- **WHAT THE TASK REQUIRES**: Write out the listing below exactly, and omit any images you find in it.

- **RECORDS FOR PROCESSING**:

****

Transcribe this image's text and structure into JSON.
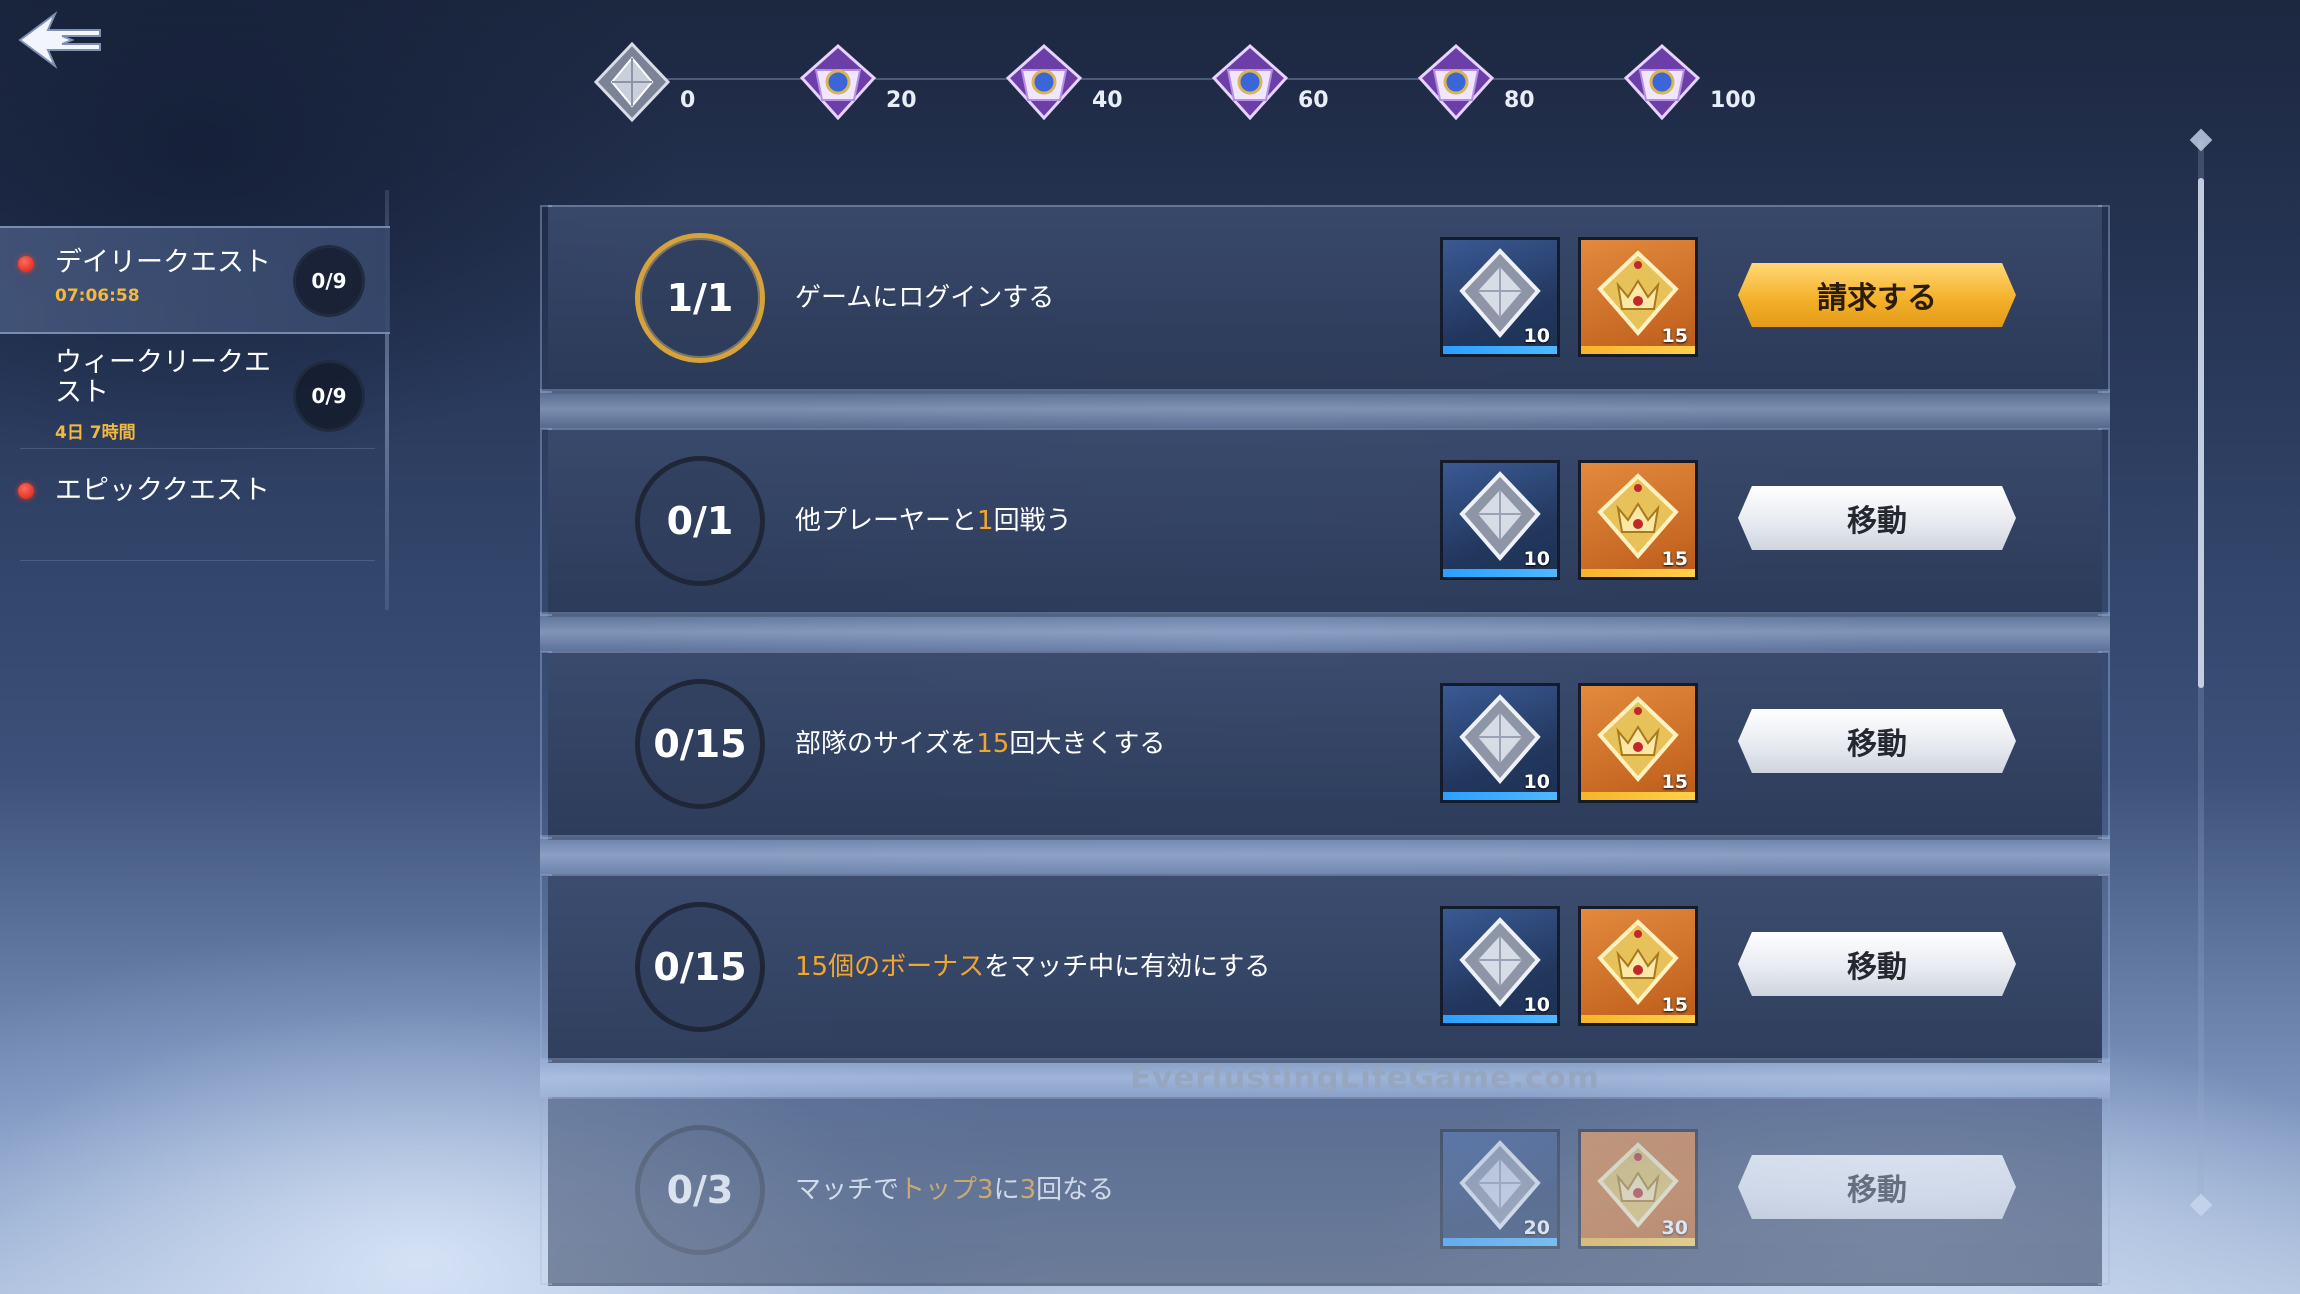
{
  "header": {
    "back_icon": "back-arrow-icon"
  },
  "progress": {
    "milestones": [
      {
        "label": "0",
        "icon": "silver-crystal-icon"
      },
      {
        "label": "20",
        "icon": "purple-chest-icon"
      },
      {
        "label": "40",
        "icon": "purple-chest-icon"
      },
      {
        "label": "60",
        "icon": "purple-chest-icon"
      },
      {
        "label": "80",
        "icon": "purple-chest-icon"
      },
      {
        "label": "100",
        "icon": "purple-chest-icon"
      }
    ]
  },
  "sidebar": {
    "items": [
      {
        "name": "デイリークエスト",
        "timer": "07:06:58",
        "count": "0/9",
        "has_alert": true,
        "active": true
      },
      {
        "name": "ウィークリークエスト",
        "timer": "4日 7時間",
        "count": "0/9",
        "has_alert": false,
        "active": false
      },
      {
        "name": "エピッククエスト",
        "timer": "",
        "count": "",
        "has_alert": true,
        "active": false
      }
    ]
  },
  "quests": [
    {
      "progress": "1/1",
      "text_parts": [
        {
          "t": "ゲームにログインする",
          "hl": false
        }
      ],
      "rewards": [
        {
          "icon": "silver-crystal-icon",
          "qty": "10"
        },
        {
          "icon": "gold-emblem-icon",
          "qty": "15"
        }
      ],
      "button": "請求する",
      "button_type": "claim"
    },
    {
      "progress": "0/1",
      "text_parts": [
        {
          "t": "他プレーヤーと",
          "hl": false
        },
        {
          "t": "1",
          "hl": true
        },
        {
          "t": "回戦う",
          "hl": false
        }
      ],
      "rewards": [
        {
          "icon": "silver-crystal-icon",
          "qty": "10"
        },
        {
          "icon": "gold-emblem-icon",
          "qty": "15"
        }
      ],
      "button": "移動",
      "button_type": "move"
    },
    {
      "progress": "0/15",
      "text_parts": [
        {
          "t": "部隊のサイズを",
          "hl": false
        },
        {
          "t": "15",
          "hl": true
        },
        {
          "t": "回大きくする",
          "hl": false
        }
      ],
      "rewards": [
        {
          "icon": "silver-crystal-icon",
          "qty": "10"
        },
        {
          "icon": "gold-emblem-icon",
          "qty": "15"
        }
      ],
      "button": "移動",
      "button_type": "move"
    },
    {
      "progress": "0/15",
      "text_parts": [
        {
          "t": "15個のボーナス",
          "hl": true
        },
        {
          "t": "をマッチ中に有効にする",
          "hl": false
        }
      ],
      "rewards": [
        {
          "icon": "silver-crystal-icon",
          "qty": "10"
        },
        {
          "icon": "gold-emblem-icon",
          "qty": "15"
        }
      ],
      "button": "移動",
      "button_type": "move"
    },
    {
      "progress": "0/3",
      "text_parts": [
        {
          "t": "マッチで",
          "hl": false
        },
        {
          "t": "トップ3",
          "hl": true
        },
        {
          "t": "に",
          "hl": false
        },
        {
          "t": "3",
          "hl": true
        },
        {
          "t": "回なる",
          "hl": false
        }
      ],
      "rewards": [
        {
          "icon": "silver-crystal-icon",
          "qty": "20"
        },
        {
          "icon": "gold-emblem-icon",
          "qty": "30"
        }
      ],
      "button": "移動",
      "button_type": "move"
    }
  ],
  "watermark": "EverlustingLifeGame.com",
  "colors": {
    "accent_gold": "#f3a62a",
    "claim_button": "#f5b22c",
    "alert_red": "#d41e14",
    "timer_gold": "#f3b93c"
  }
}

****

- **CORRECT OUTPUT**:
Transcribe this image's text and structure into JSON.
{
  "header": {
    "back_icon": "back-arrow-icon"
  },
  "progress": {
    "milestones": [
      {
        "label": "0",
        "icon": "silver-crystal-icon"
      },
      {
        "label": "20",
        "icon": "purple-chest-icon"
      },
      {
        "label": "40",
        "icon": "purple-chest-icon"
      },
      {
        "label": "60",
        "icon": "purple-chest-icon"
      },
      {
        "label": "80",
        "icon": "purple-chest-icon"
      },
      {
        "label": "100",
        "icon": "purple-chest-icon"
      }
    ]
  },
  "sidebar": {
    "items": [
      {
        "name": "デイリークエスト",
        "timer": "07:06:58",
        "count": "0/9",
        "has_alert": true,
        "active": true
      },
      {
        "name": "ウィークリークエスト",
        "timer": "4日 7時間",
        "count": "0/9",
        "has_alert": false,
        "active": false
      },
      {
        "name": "エピッククエスト",
        "timer": "",
        "count": "",
        "has_alert": true,
        "active": false
      }
    ]
  },
  "quests": [
    {
      "progress": "1/1",
      "text_parts": [
        {
          "t": "ゲームにログインする",
          "hl": false
        }
      ],
      "rewards": [
        {
          "icon": "silver-crystal-icon",
          "qty": "10"
        },
        {
          "icon": "gold-emblem-icon",
          "qty": "15"
        }
      ],
      "button": "請求する",
      "button_type": "claim"
    },
    {
      "progress": "0/1",
      "text_parts": [
        {
          "t": "他プレーヤーと",
          "hl": false
        },
        {
          "t": "1",
          "hl": true
        },
        {
          "t": "回戦う",
          "hl": false
        }
      ],
      "rewards": [
        {
          "icon": "silver-crystal-icon",
          "qty": "10"
        },
        {
          "icon": "gold-emblem-icon",
          "qty": "15"
        }
      ],
      "button": "移動",
      "button_type": "move"
    },
    {
      "progress": "0/15",
      "text_parts": [
        {
          "t": "部隊のサイズを",
          "hl": false
        },
        {
          "t": "15",
          "hl": true
        },
        {
          "t": "回大きくする",
          "hl": false
        }
      ],
      "rewards": [
        {
          "icon": "silver-crystal-icon",
          "qty": "10"
        },
        {
          "icon": "gold-emblem-icon",
          "qty": "15"
        }
      ],
      "button": "移動",
      "button_type": "move"
    },
    {
      "progress": "0/15",
      "text_parts": [
        {
          "t": "15個のボーナス",
          "hl": true
        },
        {
          "t": "をマッチ中に有効にする",
          "hl": false
        }
      ],
      "rewards": [
        {
          "icon": "silver-crystal-icon",
          "qty": "10"
        },
        {
          "icon": "gold-emblem-icon",
          "qty": "15"
        }
      ],
      "button": "移動",
      "button_type": "move"
    },
    {
      "progress": "0/3",
      "text_parts": [
        {
          "t": "マッチで",
          "hl": false
        },
        {
          "t": "トップ3",
          "hl": true
        },
        {
          "t": "に",
          "hl": false
        },
        {
          "t": "3",
          "hl": true
        },
        {
          "t": "回なる",
          "hl": false
        }
      ],
      "rewards": [
        {
          "icon": "silver-crystal-icon",
          "qty": "20"
        },
        {
          "icon": "gold-emblem-icon",
          "qty": "30"
        }
      ],
      "button": "移動",
      "button_type": "move"
    }
  ],
  "watermark": "EverlustingLifeGame.com",
  "colors": {
    "accent_gold": "#f3a62a",
    "claim_button": "#f5b22c",
    "alert_red": "#d41e14",
    "timer_gold": "#f3b93c"
  }
}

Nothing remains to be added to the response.